**WHAT YOU NEED TO DO**
Lines that include the word "Changer" are the ones to copy.

** BEGIN **

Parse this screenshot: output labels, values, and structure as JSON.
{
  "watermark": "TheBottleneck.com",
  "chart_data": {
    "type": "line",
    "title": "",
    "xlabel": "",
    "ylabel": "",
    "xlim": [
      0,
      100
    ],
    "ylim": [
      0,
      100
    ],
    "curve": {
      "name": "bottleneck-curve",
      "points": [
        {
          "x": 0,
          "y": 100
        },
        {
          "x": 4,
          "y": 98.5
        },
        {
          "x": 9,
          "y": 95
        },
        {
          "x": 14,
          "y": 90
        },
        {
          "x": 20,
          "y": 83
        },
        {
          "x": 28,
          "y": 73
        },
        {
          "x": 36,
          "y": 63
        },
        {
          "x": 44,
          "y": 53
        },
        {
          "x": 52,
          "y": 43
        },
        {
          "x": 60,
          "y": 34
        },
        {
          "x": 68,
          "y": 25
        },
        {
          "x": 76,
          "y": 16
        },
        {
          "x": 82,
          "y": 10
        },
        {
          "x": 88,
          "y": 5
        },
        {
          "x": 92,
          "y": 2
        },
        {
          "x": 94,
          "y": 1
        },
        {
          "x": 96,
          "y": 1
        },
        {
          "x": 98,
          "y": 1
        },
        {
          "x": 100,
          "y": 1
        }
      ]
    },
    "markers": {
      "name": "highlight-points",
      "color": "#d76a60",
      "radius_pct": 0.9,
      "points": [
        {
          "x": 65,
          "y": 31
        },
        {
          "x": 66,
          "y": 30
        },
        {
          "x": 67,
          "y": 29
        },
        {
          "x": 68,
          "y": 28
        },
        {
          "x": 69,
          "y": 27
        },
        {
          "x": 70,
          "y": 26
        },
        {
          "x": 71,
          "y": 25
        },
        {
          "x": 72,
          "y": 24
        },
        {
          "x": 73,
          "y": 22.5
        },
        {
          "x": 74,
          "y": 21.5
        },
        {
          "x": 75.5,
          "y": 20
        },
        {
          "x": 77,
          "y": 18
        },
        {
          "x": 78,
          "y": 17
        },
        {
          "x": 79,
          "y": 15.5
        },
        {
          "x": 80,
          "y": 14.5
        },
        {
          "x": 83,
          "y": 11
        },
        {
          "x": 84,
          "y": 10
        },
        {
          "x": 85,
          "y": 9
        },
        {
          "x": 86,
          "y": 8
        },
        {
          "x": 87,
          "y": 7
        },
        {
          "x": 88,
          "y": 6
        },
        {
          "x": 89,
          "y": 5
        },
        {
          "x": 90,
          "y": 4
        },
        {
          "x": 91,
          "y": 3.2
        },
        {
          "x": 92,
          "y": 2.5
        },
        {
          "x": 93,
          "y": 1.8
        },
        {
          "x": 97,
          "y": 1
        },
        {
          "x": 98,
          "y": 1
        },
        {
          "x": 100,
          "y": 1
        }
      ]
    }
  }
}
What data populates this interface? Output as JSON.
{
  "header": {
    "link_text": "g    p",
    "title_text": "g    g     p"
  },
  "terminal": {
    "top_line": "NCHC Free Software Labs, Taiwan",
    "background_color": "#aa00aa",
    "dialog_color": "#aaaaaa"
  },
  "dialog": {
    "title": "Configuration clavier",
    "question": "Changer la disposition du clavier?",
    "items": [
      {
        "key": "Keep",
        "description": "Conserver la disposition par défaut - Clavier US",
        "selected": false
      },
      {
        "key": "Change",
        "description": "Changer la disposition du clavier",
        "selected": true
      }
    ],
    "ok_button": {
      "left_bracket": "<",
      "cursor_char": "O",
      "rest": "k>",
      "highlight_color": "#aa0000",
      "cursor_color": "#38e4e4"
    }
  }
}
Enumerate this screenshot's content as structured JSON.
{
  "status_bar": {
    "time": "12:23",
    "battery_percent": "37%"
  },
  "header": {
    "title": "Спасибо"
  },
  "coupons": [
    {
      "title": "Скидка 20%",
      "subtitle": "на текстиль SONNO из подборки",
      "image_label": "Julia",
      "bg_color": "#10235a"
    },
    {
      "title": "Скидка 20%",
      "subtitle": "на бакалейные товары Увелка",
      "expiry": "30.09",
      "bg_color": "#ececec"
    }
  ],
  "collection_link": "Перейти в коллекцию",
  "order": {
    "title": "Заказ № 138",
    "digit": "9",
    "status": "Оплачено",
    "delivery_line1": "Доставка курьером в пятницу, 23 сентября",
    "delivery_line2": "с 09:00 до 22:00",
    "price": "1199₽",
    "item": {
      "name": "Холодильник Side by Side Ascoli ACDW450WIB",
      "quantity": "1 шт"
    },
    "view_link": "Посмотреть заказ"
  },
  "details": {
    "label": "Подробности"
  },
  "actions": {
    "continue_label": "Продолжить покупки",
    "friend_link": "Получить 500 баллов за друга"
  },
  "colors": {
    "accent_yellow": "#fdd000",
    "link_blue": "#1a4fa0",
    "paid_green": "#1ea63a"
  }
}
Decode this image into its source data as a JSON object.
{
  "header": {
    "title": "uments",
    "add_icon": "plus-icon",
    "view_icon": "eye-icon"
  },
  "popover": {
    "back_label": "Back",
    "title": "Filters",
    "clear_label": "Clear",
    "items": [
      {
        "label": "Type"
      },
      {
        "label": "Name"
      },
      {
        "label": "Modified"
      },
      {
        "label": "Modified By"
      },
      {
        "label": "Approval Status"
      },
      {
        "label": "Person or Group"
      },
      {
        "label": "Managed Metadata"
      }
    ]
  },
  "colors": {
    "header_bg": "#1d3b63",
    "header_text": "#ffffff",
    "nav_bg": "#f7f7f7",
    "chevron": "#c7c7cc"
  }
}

** END **

**RESULT FOR THIS TASK**
    "question": "Changer la disposition du clavier?",
        "description": "Changer la disposition du clavier",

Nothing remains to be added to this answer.